(Items from a dataset)
^^^^^^^^^^^^^^^^
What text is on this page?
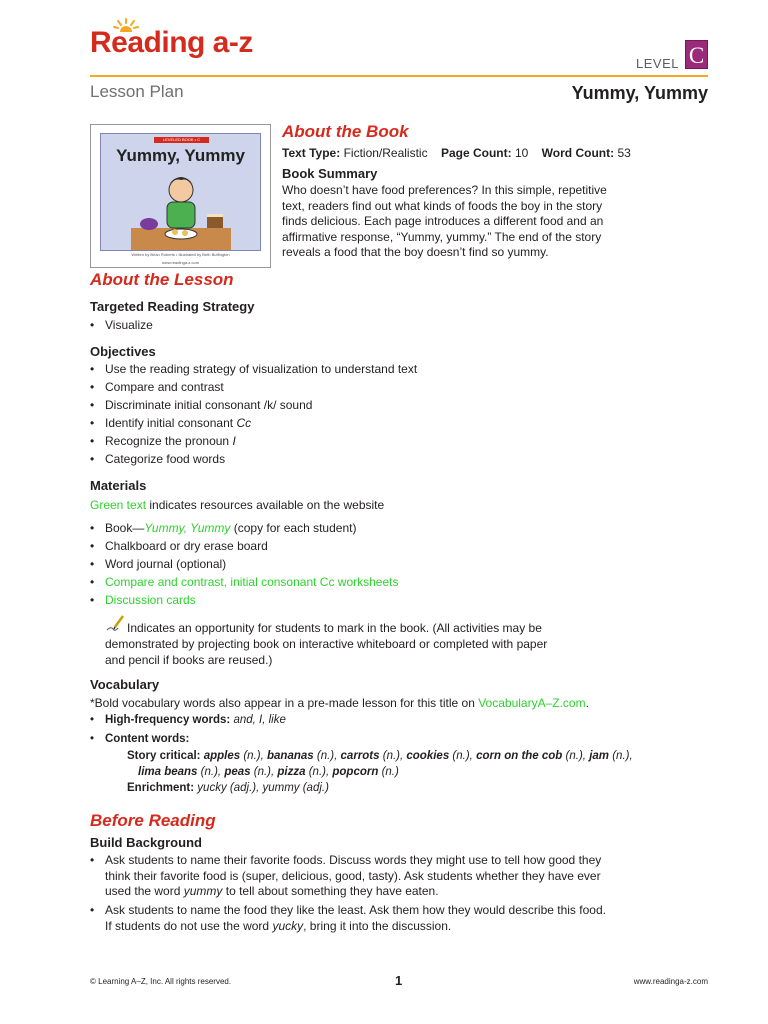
Reading a-z
LEVEL C
Lesson Plan	Yummy, Yummy
LEVELED BOOK • C
Yummy, Yummy
Written by Brian Roberts • Illustrated by Beth Buffington
www.readinga-z.com
About the Book
Text Type: Fiction/Realistic Page Count: 10 Word Count: 53
Book Summary
Who doesn’t have food preferences? In this simple, repetitive
text, readers find out what kinds of foods the boy in the story
finds delicious. Each page introduces a different food and an
affirmative response, “Yummy, yummy.” The end of the story
reveals a food that the boy doesn’t find so yummy.
About the Lesson
Targeted Reading Strategy
• Visualize
Objectives
• Use the reading strategy of visualization to understand text
• Compare and contrast
• Discriminate initial consonant /k/ sound
• Identify initial consonant Cc
• Recognize the pronoun I
• Categorize food words
Materials
Green text indicates resources available on the website
• Book—Yummy, Yummy (copy for each student)
• Chalkboard or dry erase board
• Word journal (optional)
• Compare and contrast, initial consonant Cc worksheets
• Discussion cards
Indicates an opportunity for students to mark in the book. (All activities may be
demonstrated by projecting book on interactive whiteboard or completed with paper
and pencil if books are reused.)
Vocabulary
*Bold vocabulary words also appear in a pre-made lesson for this title on VocabularyA–Z.com.
• High-frequency words: and, I, like
• Content words:
Story critical: apples (n.), bananas (n.), carrots (n.), cookies (n.), corn on the cob (n.), jam (n.),
lima beans (n.), peas (n.), pizza (n.), popcorn (n.)
Enrichment: yucky (adj.), yummy (adj.)
Before Reading
Build Background
• Ask students to name their favorite foods. Discuss words they might use to tell how good they
think their favorite food is (super, delicious, good, tasty). Ask students whether they have ever
used the word yummy to tell about something they have eaten.
• Ask students to name the food they like the least. Ask them how they would describe this food.
If students do not use the word yucky, bring it into the discussion.
© Learning A–Z, Inc. All rights reserved.	1	www.readinga-z.com
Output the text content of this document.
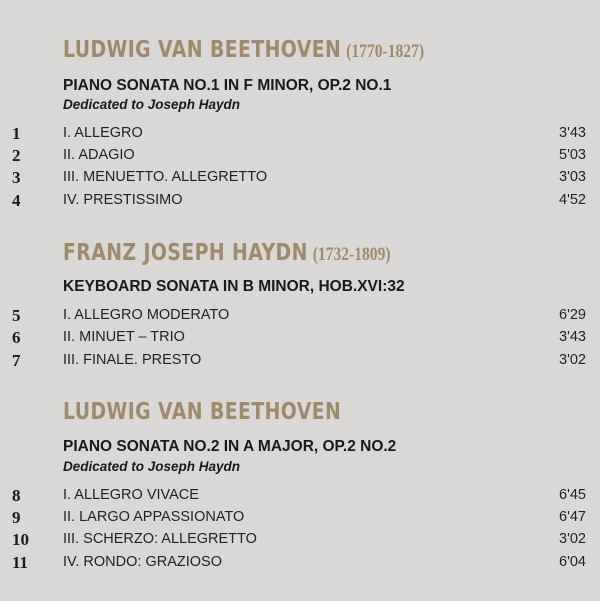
LUDWIG VAN BEETHOVEN (1770-1827)
PIANO SONATA NO.1 IN F MINOR, OP.2 NO.1
Dedicated to Joseph Haydn
1	I. ALLEGRO	3'43
2	II. ADAGIO	5'03
3	III. MENUETTO. ALLEGRETTO	3'03
4	IV. PRESTISSIMO	4'52
FRANZ JOSEPH HAYDN (1732-1809)
KEYBOARD SONATA IN B MINOR, HOB.XVI:32
5	I. ALLEGRO MODERATO	6'29
6	II. MINUET – TRIO	3'43
7	III. FINALE. PRESTO	3'02
LUDWIG VAN BEETHOVEN
PIANO SONATA NO.2 IN A MAJOR, OP.2 NO.2
Dedicated to Joseph Haydn
8	I. ALLEGRO VIVACE	6'45
9	II. LARGO APPASSIONATO	6'47
10	III. SCHERZO: ALLEGRETTO	3'02
11	IV. RONDO: GRAZIOSO	6'04
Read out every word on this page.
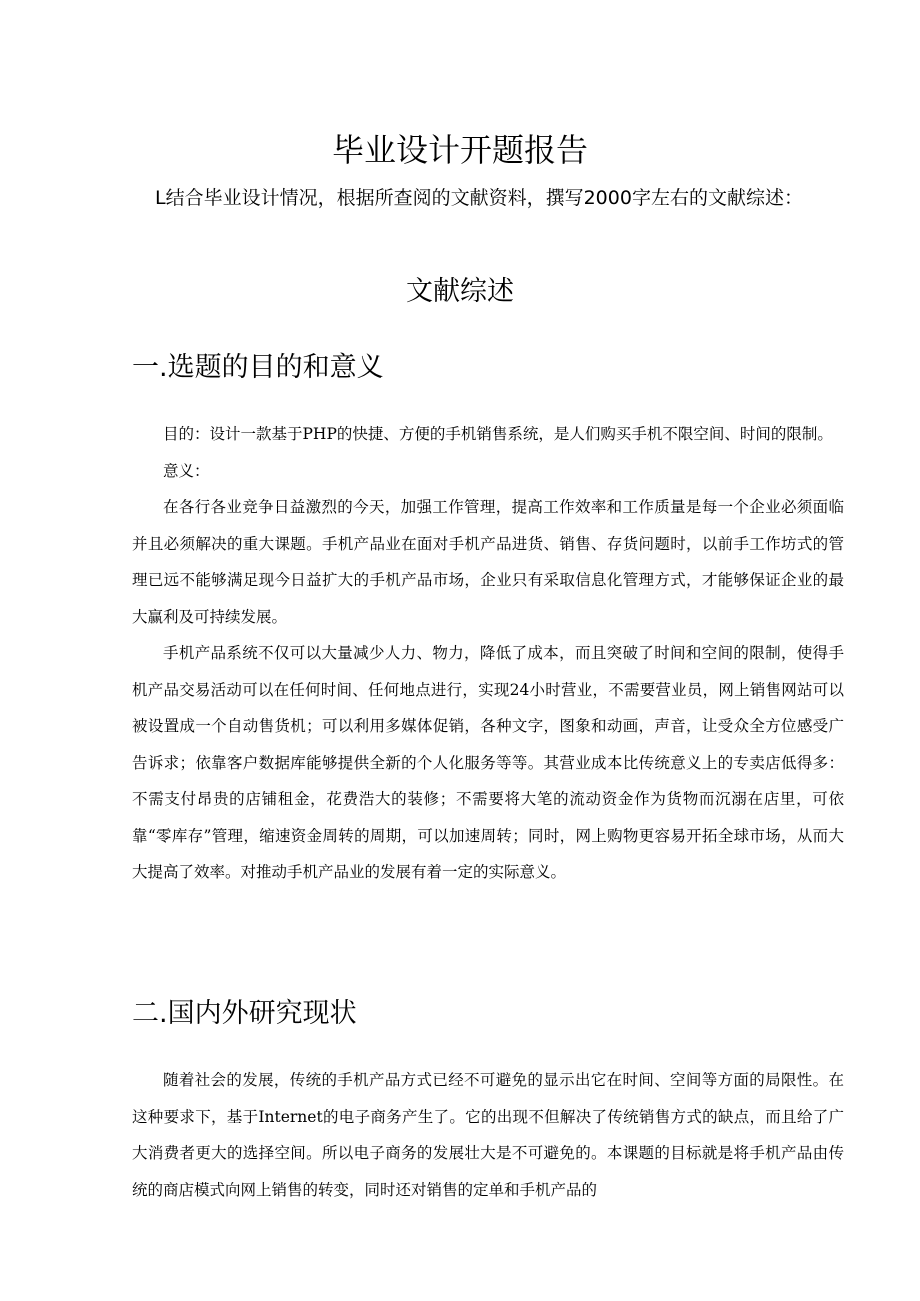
毕业设计开题报告

L结合毕业设计情况，根据所查阅的文献资料，撰写2000字左右的文献综述：

文献综述
一.选题的目的和意义

目的：设计一款基于PHP的快捷、方便的手机销售系统，是人们购买手机不限空间、时间的限制。

意义：

在各行各业竞争日益激烈的今天，加强工作管理，提高工作效率和工作质量是每一个企业必须面临并且必须解决的重大课题。手机产品业在面对手机产品进货、销售、存货问题时，以前手工作坊式的管理已远不能够满足现今日益扩大的手机产品市场，企业只有采取信息化管理方式，才能够保证企业的最大赢利及可持续发展。

手机产品系统不仅可以大量减少人力、物力，降低了成本，而且突破了时间和空间的限制，使得手机产品交易活动可以在任何时间、任何地点进行，实现24小时营业，不需要营业员，网上销售网站可以被设置成一个自动售货机；可以利用多媒体促销，各种文字，图象和动画，声音，让受众全方位感受广告诉求；依靠客户数据库能够提供全新的个人化服务等等。其营业成本比传统意义上的专卖店低得多：不需支付昂贵的店铺租金，花费浩大的装修；不需要将大笔的流动资金作为货物而沉溺在店里，可依靠“零库存”管理，缩速资金周转的周期，可以加速周转；同时，网上购物更容易开拓全球市场，从而大大提高了效率。对推动手机产品业的发展有着一定的实际意义。

二.国内外研究现状

随着社会的发展，传统的手机产品方式已经不可避免的显示出它在时间、空间等方面的局限性。在这种要求下，基于Internet的电子商务产生了。它的出现不但解决了传统销售方式的缺点，而且给了广大消费者更大的选择空间。所以电子商务的发展壮大是不可避免的。本课题的目标就是将手机产品由传统的商店模式向网上销售的转变，同时还对销售的定单和手机产品的
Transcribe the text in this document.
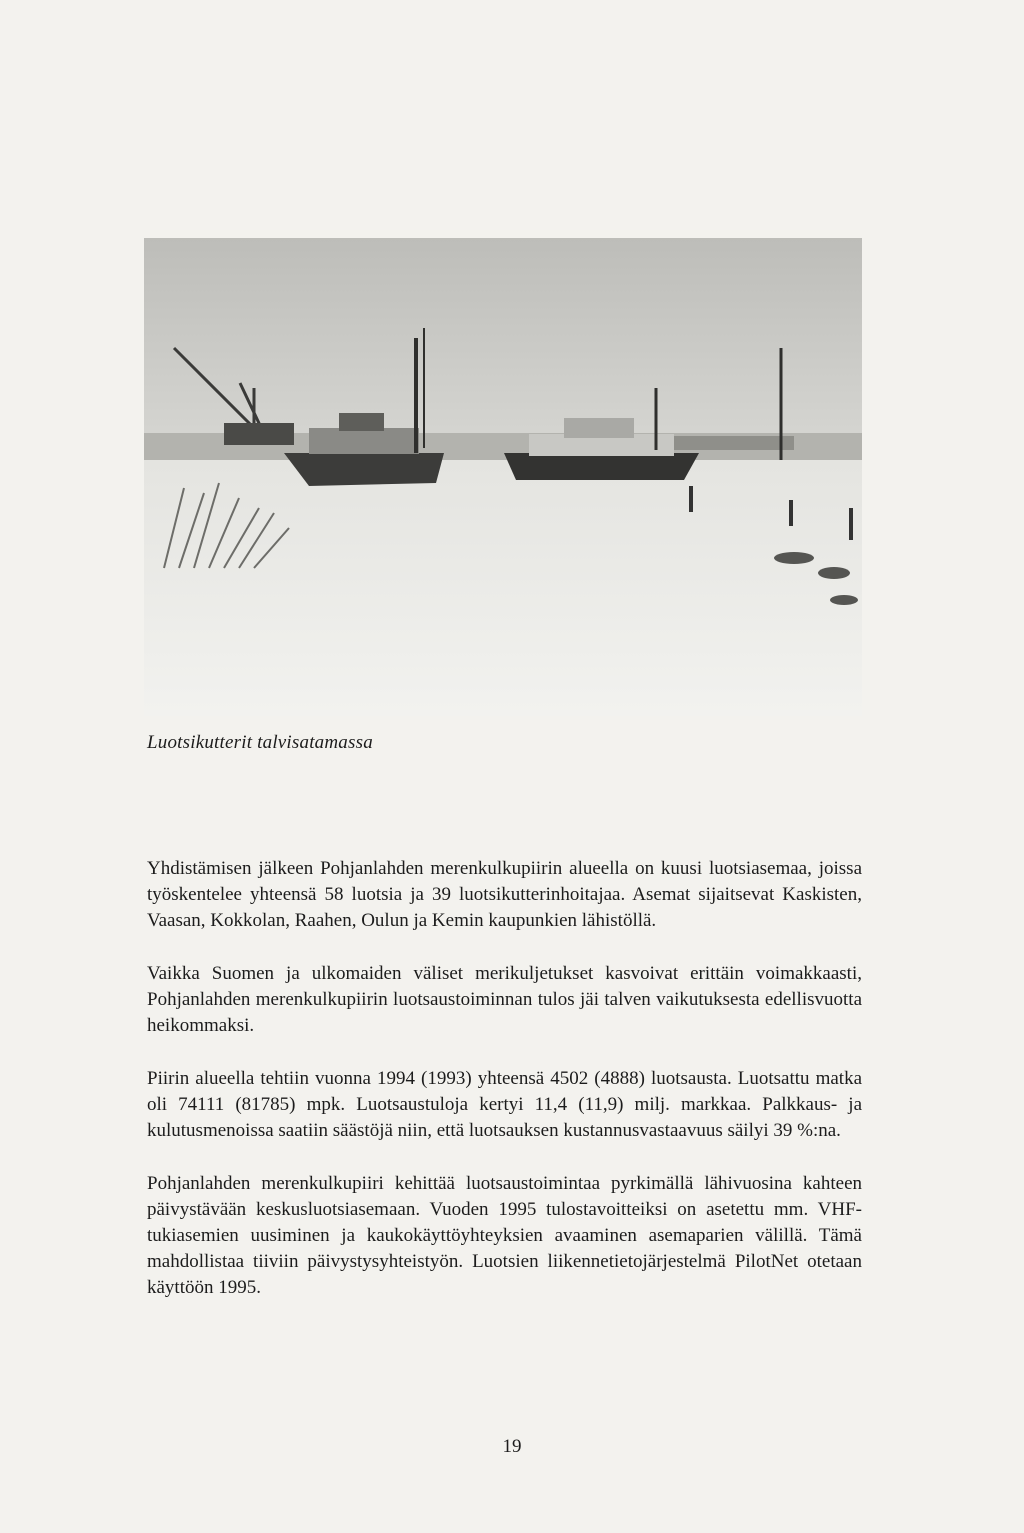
Luotsikutterit talvisatamassa

Yhdistämisen jälkeen Pohjanlahden merenkulkupiirin alueella on kuusi luotsiasemaa, joissa työskentelee yhteensä 58 luotsia ja 39 luotsikutterinhoitajaa. Asemat sijaitsevat Kaskisten, Vaasan, Kokkolan, Raahen, Oulun ja Kemin kaupunkien lähistöllä.

Vaikka Suomen ja ulkomaiden väliset merikuljetukset kasvoivat erittäin voimakkaasti, Pohjanlahden merenkulkupiirin luotsaustoiminnan tulos jäi talven vaikutuksesta edellisvuotta heikommaksi.

Piirin alueella tehtiin vuonna 1994 (1993) yhteensä 4502 (4888) luotsausta. Luotsattu matka oli 74111 (81785) mpk. Luotsaustuloja kertyi 11,4 (11,9) milj. markkaa. Palkkaus- ja kulutusmenoissa saatiin säästöjä niin, että luotsauksen kustannusvastaavuus säilyi 39 %:na.

Pohjanlahden merenkulkupiiri kehittää luotsaustoimintaa pyrkimällä lähivuosina kahteen päivystävään keskusluotsiasemaan. Vuoden 1995 tulostavoitteiksi on asetettu mm. VHF-tukiasemien uusiminen ja kaukokäyttöyhteyksien avaaminen asemaparien välillä. Tämä mahdollistaa tiiviin päivystysyhteistyön. Luotsien liikennetietojärjestelmä PilotNet otetaan käyttöön 1995.

19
^^^^^^^^^^^^^^^^
◆ **GIVEN TASK**
Copy every entry word for word, but omit the pictures.

◆ **FINAL ANSWER**
What text is on this page?
Reading a-z
LEVEL C
Lesson Plan	Yummy, Yummy
LEVELED BOOK • C
Yummy, Yummy
Written by Brian Roberts • Illustrated by Beth Buffington
www.readinga-z.com
About the Book
Text Type: Fiction/Realistic Page Count: 10 Word Count: 53
Book Summary
Who doesn’t have food preferences? In this simple, repetitive
text, readers find out what kinds of foods the boy in the story
finds delicious. Each page introduces a different food and an
affirmative response, “Yummy, yummy.” The end of the story
reveals a food that the boy doesn’t find so yummy.
About the Lesson
Targeted Reading Strategy
• Visualize
Objectives
• Use the reading strategy of visualization to understand text
• Compare and contrast
• Discriminate initial consonant /k/ sound
• Identify initial consonant Cc
• Recognize the pronoun I
• Categorize food words
Materials
Green text indicates resources available on the website
• Book—Yummy, Yummy (copy for each student)
• Chalkboard or dry erase board
• Word journal (optional)
• Compare and contrast, initial consonant Cc worksheets
• Discussion cards
Indicates an opportunity for students to mark in the book. (All activities may be
demonstrated by projecting book on interactive whiteboard or completed with paper
and pencil if books are reused.)
Vocabulary
*Bold vocabulary words also appear in a pre-made lesson for this title on VocabularyA–Z.com.
• High-frequency words: and, I, like
• Content words:
Story critical: apples (n.), bananas (n.), carrots (n.), cookies (n.), corn on the cob (n.), jam (n.),
lima beans (n.), peas (n.), pizza (n.), popcorn (n.)
Enrichment: yucky (adj.), yummy (adj.)
Before Reading
Build Background
• Ask students to name their favorite foods. Discuss words they might use to tell how good they
think their favorite food is (super, delicious, good, tasty). Ask students whether they have ever
used the word yummy to tell about something they have eaten.
• Ask students to name the food they like the least. Ask them how they would describe this food.
If students do not use the word yucky, bring it into the discussion.
© Learning A–Z, Inc. All rights reserved.	1	www.readinga-z.com
Output the text content of this document.
LUDWIG VAN BEETHOVEN (1770-1827)
PIANO SONATA NO.1 IN F MINOR, OP.2 NO.1
Dedicated to Joseph Haydn
1	I. ALLEGRO	3'43
2	II. ADAGIO	5'03
3	III. MENUETTO. ALLEGRETTO	3'03
4	IV. PRESTISSIMO	4'52
FRANZ JOSEPH HAYDN (1732-1809)
KEYBOARD SONATA IN B MINOR, HOB.XVI:32
5	I. ALLEGRO MODERATO	6'29
6	II. MINUET – TRIO	3'43
7	III. FINALE. PRESTO	3'02
LUDWIG VAN BEETHOVEN
PIANO SONATA NO.2 IN A MAJOR, OP.2 NO.2
Dedicated to Joseph Haydn
8	I. ALLEGRO VIVACE	6'45
9	II. LARGO APPASSIONATO	6'47
10	III. SCHERZO: ALLEGRETTO	3'02
11	IV. RONDO: GRAZIOSO	6'04
Read out every word on this page.
毕业设计开题报告

L结合毕业设计情况，根据所查阅的文献资料，撰写2000字左右的文献综述：

文献综述
一.选题的目的和意义

目的：设计一款基于PHP的快捷、方便的手机销售系统，是人们购买手机不限空间、时间的限制。

意义：

在各行各业竞争日益激烈的今天，加强工作管理，提高工作效率和工作质量是每一个企业必须面临并且必须解决的重大课题。手机产品业在面对手机产品进货、销售、存货问题时，以前手工作坊式的管理已远不能够满足现今日益扩大的手机产品市场，企业只有采取信息化管理方式，才能够保证企业的最大赢利及可持续发展。

手机产品系统不仅可以大量减少人力、物力，降低了成本，而且突破了时间和空间的限制，使得手机产品交易活动可以在任何时间、任何地点进行，实现24小时营业，不需要营业员，网上销售网站可以被设置成一个自动售货机；可以利用多媒体促销，各种文字，图象和动画，声音，让受众全方位感受广告诉求；依靠客户数据库能够提供全新的个人化服务等等。其营业成本比传统意义上的专卖店低得多：不需支付昂贵的店铺租金，花费浩大的装修；不需要将大笔的流动资金作为货物而沉溺在店里，可依靠“零库存”管理，缩速资金周转的周期，可以加速周转；同时，网上购物更容易开拓全球市场，从而大大提高了效率。对推动手机产品业的发展有着一定的实际意义。

二.国内外研究现状

随着社会的发展，传统的手机产品方式已经不可避免的显示出它在时间、空间等方面的局限性。在这种要求下，基于Internet的电子商务产生了。它的出现不但解决了传统销售方式的缺点，而且给了广大消费者更大的选择空间。所以电子商务的发展壮大是不可避免的。本课题的目标就是将手机产品由传统的商店模式向网上销售的转变，同时还对销售的定单和手机产品的
Transcribe the text in this document.
Luotsikutterit talvisatamassa

Yhdistämisen jälkeen Pohjanlahden merenkulkupiirin alueella on kuusi luotsiasemaa, joissa työskentelee yhteensä 58 luotsia ja 39 luotsikutterinhoitajaa. Asemat sijaitsevat Kaskisten, Vaasan, Kokkolan, Raahen, Oulun ja Kemin kaupunkien lähistöllä.

Vaikka Suomen ja ulkomaiden väliset merikuljetukset kasvoivat erittäin voimakkaasti, Pohjanlahden merenkulkupiirin luotsaustoiminnan tulos jäi talven vaikutuksesta edellisvuotta heikommaksi.

Piirin alueella tehtiin vuonna 1994 (1993) yhteensä 4502 (4888) luotsausta. Luotsattu matka oli 74111 (81785) mpk. Luotsaustuloja kertyi 11,4 (11,9) milj. markkaa. Palkkaus- ja kulutusmenoissa saatiin säästöjä niin, että luotsauksen kustannusvastaavuus säilyi 39 %:na.

Pohjanlahden merenkulkupiiri kehittää luotsaustoimintaa pyrkimällä lähivuosina kahteen päivystävään keskusluotsiasemaan. Vuoden 1995 tulostavoitteiksi on asetettu mm. VHF-tukiasemien uusiminen ja kaukokäyttöyhteyksien avaaminen asemaparien välillä. Tämä mahdollistaa tiiviin päivystysyhteistyön. Luotsien liikennetietojärjestelmä PilotNet otetaan käyttöön 1995.

19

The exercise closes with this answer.